*Source data*
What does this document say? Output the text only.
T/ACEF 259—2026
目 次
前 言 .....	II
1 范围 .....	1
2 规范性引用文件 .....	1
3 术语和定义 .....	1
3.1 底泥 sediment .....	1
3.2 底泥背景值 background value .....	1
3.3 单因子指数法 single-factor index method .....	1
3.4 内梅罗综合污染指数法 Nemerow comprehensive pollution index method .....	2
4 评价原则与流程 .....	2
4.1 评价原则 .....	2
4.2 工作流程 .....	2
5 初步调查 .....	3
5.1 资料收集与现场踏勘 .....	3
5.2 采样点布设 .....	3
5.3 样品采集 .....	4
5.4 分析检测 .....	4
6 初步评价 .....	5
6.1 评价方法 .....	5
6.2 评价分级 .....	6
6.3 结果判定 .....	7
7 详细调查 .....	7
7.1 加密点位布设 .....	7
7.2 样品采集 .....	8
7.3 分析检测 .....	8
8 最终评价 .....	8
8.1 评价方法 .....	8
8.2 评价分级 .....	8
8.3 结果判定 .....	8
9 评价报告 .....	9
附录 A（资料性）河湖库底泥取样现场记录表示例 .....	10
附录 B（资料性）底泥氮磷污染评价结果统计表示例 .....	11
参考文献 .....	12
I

* * *

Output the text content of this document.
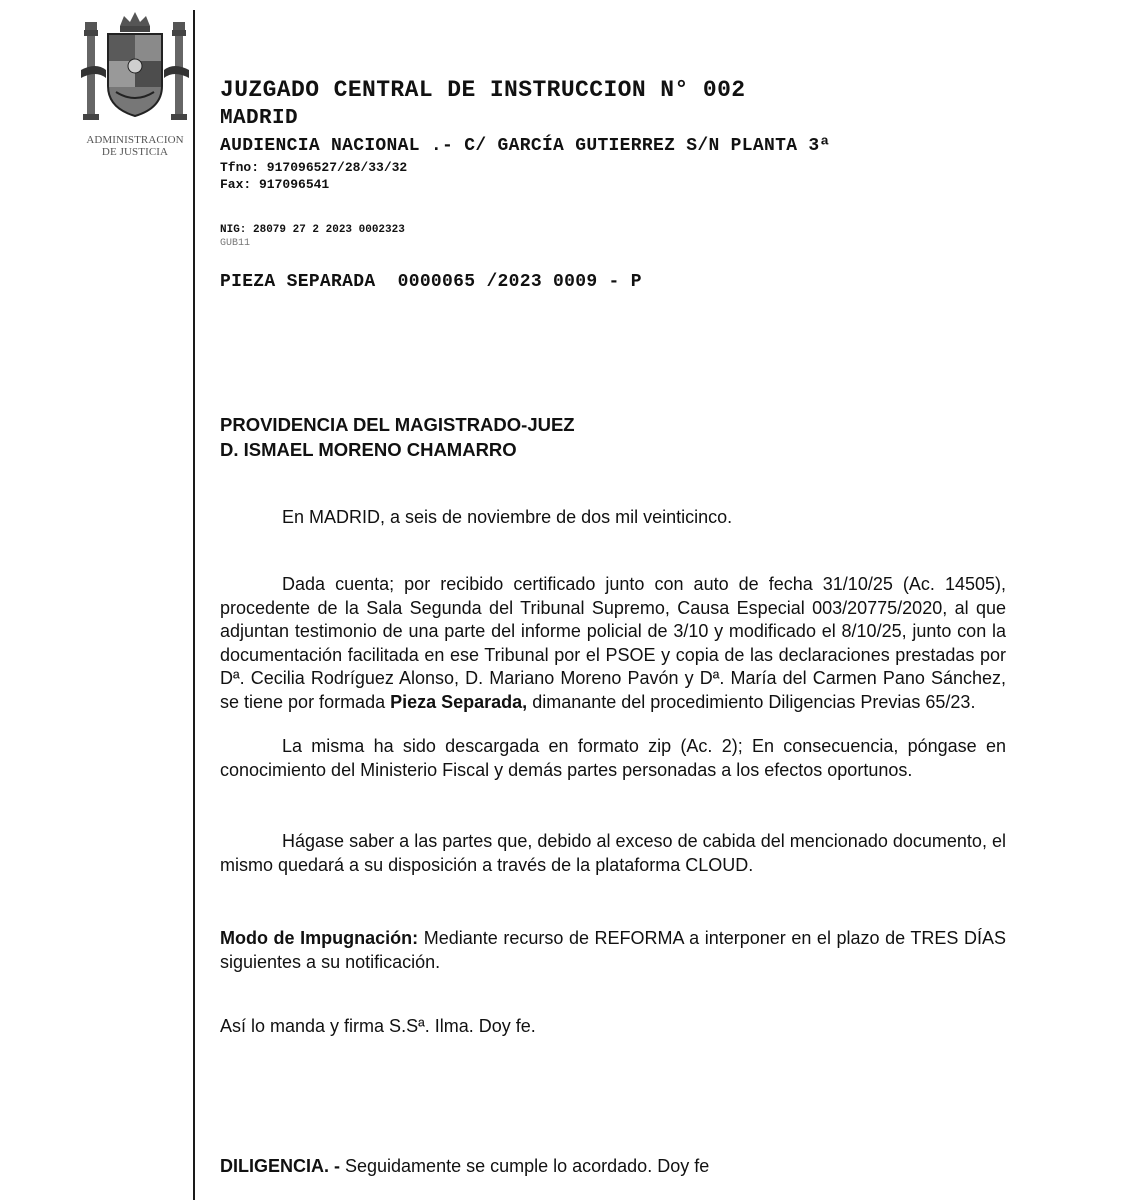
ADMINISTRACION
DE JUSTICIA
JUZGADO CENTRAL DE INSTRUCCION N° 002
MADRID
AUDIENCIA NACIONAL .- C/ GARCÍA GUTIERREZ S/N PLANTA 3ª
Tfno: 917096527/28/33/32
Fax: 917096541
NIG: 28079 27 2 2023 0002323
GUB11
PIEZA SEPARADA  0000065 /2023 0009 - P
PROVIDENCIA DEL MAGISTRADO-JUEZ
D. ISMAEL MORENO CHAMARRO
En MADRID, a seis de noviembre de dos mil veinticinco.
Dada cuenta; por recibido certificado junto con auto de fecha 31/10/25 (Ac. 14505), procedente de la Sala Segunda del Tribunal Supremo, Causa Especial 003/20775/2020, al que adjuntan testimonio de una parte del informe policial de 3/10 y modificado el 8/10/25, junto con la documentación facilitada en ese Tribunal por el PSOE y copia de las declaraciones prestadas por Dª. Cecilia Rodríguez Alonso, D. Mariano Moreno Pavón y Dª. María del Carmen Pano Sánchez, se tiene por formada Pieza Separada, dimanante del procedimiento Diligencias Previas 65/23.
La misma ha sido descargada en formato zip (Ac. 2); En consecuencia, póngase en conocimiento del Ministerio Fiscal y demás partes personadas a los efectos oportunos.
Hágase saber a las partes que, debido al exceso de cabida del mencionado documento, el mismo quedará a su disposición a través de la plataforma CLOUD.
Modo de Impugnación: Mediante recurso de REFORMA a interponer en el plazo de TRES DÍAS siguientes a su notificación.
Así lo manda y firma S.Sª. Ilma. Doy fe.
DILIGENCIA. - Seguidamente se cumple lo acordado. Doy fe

* * *

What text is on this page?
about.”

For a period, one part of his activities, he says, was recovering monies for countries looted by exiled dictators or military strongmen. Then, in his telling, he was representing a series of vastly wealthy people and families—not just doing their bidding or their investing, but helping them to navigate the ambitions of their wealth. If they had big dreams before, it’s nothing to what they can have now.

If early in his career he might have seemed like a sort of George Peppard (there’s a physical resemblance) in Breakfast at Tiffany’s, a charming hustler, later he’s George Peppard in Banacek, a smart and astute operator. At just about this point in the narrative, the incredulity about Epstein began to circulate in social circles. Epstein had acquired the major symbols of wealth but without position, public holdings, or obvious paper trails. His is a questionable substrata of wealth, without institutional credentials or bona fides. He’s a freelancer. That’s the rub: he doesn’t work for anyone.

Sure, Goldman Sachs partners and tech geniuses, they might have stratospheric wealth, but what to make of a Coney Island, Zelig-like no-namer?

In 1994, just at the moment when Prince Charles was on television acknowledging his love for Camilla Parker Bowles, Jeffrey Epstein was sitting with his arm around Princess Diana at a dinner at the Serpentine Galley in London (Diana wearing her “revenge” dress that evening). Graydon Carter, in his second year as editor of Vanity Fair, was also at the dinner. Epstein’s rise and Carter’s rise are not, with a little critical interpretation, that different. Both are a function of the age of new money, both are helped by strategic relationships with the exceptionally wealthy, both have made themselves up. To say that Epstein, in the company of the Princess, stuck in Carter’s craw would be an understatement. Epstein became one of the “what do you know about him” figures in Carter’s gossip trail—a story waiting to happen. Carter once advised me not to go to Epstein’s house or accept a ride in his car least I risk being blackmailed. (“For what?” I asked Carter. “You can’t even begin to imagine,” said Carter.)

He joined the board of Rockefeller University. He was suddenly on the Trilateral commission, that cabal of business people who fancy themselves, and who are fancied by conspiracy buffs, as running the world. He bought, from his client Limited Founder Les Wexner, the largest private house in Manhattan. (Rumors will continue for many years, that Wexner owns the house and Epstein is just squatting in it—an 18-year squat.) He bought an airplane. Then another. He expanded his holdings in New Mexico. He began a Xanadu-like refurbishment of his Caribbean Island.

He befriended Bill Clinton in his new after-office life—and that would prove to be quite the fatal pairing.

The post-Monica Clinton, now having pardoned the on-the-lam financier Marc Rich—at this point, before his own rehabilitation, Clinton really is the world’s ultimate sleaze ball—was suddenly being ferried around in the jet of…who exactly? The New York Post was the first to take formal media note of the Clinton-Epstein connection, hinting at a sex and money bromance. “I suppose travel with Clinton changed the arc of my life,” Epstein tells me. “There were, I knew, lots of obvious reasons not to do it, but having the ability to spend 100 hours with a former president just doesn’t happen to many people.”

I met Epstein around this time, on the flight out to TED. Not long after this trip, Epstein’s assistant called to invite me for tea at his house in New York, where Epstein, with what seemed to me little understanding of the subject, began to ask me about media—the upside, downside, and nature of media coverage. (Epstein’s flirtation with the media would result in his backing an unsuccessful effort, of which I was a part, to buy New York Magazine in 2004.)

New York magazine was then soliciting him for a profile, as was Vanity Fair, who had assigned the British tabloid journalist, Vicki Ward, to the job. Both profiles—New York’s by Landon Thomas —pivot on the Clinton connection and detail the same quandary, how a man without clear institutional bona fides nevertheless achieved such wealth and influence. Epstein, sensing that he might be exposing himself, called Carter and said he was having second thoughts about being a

*Exercise prompt*
Looking at the records above, count the lines where the word "MADRID" appears. State only the number.

*Full solution*
2